§ TASK DETAILS: Say how many lines contain the word "Preços" and give no other text.

§ DATA SHOWN:
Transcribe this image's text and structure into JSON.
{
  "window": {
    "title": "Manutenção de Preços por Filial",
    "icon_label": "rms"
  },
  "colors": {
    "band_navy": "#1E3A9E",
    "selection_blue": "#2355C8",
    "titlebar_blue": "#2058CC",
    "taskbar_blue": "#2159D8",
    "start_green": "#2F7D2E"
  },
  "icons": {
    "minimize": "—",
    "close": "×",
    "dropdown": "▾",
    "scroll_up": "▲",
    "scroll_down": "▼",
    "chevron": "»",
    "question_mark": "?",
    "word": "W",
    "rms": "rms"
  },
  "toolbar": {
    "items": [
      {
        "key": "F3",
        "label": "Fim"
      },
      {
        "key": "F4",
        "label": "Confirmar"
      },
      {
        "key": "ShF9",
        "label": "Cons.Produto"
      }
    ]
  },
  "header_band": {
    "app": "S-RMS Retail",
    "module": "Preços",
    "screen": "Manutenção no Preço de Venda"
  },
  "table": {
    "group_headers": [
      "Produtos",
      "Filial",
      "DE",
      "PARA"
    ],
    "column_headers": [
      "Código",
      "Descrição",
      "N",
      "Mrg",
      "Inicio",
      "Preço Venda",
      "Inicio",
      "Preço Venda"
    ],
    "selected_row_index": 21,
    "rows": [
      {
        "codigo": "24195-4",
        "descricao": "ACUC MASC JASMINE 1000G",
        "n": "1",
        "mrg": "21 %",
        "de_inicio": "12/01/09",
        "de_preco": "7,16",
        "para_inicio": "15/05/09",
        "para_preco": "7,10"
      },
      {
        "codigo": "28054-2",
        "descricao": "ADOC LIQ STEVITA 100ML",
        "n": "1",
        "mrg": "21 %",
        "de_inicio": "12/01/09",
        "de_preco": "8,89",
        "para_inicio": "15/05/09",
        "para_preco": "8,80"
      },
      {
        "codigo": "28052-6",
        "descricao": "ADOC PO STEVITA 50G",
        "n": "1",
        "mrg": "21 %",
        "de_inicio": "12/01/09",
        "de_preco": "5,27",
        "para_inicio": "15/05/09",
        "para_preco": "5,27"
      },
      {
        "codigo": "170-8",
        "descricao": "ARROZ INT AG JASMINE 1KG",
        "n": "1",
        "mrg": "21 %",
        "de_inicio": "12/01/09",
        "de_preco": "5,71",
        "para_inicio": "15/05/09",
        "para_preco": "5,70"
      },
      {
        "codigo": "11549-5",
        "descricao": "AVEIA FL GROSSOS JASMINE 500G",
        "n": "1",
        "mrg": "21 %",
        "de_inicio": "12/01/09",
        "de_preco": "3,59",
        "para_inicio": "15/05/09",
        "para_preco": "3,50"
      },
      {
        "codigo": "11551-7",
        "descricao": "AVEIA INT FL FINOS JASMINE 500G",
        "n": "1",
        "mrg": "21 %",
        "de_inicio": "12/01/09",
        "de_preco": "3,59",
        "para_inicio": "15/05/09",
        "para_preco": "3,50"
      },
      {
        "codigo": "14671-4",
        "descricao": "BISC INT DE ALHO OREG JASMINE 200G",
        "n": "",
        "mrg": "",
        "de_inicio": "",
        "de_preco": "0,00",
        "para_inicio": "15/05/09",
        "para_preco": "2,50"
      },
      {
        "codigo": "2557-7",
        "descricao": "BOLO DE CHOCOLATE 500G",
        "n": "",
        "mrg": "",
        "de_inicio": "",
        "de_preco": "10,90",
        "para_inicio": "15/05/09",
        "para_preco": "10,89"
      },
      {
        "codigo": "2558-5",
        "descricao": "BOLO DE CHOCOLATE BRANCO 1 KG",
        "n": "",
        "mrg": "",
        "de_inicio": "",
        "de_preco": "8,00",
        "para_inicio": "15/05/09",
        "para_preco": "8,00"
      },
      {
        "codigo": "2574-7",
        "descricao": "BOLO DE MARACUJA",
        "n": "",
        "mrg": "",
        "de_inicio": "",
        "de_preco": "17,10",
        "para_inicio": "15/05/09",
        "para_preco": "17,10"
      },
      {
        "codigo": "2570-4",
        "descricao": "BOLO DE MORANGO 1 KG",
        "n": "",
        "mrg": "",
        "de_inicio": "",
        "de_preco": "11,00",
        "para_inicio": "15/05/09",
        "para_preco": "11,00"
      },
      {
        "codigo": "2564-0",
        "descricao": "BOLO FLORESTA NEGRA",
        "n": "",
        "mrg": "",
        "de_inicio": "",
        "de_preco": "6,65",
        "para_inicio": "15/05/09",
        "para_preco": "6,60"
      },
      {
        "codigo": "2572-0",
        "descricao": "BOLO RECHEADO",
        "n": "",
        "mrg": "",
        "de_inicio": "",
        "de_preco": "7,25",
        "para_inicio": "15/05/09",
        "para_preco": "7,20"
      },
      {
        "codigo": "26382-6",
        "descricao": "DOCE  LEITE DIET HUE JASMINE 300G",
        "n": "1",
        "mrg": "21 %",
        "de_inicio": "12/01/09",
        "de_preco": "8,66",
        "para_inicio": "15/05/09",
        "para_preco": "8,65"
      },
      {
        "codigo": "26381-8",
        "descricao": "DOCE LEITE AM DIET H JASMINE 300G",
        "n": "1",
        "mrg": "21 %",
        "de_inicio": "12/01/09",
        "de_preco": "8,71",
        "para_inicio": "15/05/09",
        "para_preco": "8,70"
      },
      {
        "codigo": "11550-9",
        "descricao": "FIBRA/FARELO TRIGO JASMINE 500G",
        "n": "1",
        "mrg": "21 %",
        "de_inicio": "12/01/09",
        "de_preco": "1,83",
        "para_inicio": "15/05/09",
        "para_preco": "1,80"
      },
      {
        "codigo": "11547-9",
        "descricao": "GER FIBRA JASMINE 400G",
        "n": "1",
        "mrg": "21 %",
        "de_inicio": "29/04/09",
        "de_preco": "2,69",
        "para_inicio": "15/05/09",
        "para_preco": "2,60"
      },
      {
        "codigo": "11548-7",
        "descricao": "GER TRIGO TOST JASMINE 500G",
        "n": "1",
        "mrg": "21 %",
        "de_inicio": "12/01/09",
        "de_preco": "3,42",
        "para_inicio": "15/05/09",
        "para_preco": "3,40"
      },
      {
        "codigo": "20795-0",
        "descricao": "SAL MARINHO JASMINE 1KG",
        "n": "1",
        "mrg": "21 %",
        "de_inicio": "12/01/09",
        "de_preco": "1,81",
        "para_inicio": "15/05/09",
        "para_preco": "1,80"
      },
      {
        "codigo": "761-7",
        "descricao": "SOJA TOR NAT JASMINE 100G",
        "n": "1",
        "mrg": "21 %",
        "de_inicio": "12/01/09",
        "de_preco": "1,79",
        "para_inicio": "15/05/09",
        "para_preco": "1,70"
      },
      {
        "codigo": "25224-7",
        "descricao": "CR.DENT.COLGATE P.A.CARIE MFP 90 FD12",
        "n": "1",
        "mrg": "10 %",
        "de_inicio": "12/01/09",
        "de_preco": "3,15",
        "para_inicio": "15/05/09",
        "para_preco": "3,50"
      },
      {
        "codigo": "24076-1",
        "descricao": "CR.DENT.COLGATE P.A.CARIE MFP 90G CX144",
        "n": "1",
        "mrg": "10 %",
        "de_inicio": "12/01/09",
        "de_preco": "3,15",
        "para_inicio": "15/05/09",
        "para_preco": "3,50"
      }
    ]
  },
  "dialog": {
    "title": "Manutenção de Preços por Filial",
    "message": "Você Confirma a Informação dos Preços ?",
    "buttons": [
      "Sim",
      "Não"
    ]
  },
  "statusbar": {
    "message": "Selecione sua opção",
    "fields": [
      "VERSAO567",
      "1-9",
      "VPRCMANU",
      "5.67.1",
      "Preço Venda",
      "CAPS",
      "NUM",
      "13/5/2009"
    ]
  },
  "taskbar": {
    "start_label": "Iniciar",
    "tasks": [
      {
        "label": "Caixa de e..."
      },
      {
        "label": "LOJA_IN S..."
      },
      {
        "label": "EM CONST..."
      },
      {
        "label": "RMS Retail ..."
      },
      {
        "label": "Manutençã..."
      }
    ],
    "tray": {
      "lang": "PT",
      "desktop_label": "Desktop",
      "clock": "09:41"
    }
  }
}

§ EXERCISE OUTPUT: 4